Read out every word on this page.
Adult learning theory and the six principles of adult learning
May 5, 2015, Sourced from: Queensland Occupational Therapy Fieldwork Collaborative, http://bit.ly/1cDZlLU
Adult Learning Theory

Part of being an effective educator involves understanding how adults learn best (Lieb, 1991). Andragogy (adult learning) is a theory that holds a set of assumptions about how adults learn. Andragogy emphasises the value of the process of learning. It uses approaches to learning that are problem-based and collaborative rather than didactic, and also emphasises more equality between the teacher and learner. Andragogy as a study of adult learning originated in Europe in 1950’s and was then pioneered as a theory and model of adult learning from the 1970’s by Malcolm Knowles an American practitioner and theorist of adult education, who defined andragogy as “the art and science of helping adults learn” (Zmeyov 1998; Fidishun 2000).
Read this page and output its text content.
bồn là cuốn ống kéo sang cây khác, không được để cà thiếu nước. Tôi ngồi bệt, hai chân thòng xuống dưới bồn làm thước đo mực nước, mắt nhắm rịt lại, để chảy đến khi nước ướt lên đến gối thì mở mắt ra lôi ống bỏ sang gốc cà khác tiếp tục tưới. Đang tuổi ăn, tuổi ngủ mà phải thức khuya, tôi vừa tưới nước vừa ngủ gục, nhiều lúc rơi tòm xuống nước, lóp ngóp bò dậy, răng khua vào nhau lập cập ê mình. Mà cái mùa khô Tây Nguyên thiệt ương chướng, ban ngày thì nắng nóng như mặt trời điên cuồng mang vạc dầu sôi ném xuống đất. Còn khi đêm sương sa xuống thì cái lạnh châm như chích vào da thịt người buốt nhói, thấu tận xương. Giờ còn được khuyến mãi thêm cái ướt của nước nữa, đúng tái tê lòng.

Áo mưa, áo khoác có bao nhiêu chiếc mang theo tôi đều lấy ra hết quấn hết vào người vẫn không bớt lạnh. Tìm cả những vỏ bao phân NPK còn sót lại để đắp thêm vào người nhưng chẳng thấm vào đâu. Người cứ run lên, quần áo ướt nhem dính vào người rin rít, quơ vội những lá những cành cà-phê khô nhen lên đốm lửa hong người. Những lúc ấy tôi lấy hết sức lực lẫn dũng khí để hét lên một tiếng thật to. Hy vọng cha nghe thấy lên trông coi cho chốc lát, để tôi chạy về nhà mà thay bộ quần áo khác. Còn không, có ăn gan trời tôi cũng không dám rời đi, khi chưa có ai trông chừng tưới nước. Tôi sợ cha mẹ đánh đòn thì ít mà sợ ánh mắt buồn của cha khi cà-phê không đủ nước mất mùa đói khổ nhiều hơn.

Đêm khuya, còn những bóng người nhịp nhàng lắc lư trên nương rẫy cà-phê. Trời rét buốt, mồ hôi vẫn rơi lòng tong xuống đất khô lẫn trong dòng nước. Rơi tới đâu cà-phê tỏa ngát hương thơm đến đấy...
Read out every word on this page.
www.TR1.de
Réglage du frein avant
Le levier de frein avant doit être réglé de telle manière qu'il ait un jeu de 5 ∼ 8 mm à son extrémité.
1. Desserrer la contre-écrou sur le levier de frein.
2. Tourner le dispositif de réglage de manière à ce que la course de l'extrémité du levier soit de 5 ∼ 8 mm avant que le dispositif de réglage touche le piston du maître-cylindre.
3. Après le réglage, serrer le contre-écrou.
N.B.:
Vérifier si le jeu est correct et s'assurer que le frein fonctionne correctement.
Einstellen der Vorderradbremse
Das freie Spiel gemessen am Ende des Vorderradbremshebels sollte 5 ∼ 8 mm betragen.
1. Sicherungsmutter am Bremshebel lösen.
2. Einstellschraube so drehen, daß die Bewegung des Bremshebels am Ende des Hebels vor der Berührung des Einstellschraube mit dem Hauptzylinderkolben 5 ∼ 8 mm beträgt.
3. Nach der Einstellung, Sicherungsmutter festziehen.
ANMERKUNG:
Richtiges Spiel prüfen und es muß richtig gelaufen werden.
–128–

┄┄┄┄┄┄┄┄┄┄┄┄┄┄┄┄┄┄┄┄

Your task is to pick out every line with the string "Spiel" and copy it.

Das freie Spiel gemessen am Ende des Vorderradbremshebels sollte 5 ∼ 8 mm betragen.
Richtiges Spiel prüfen und es muß richtig gelaufen werden.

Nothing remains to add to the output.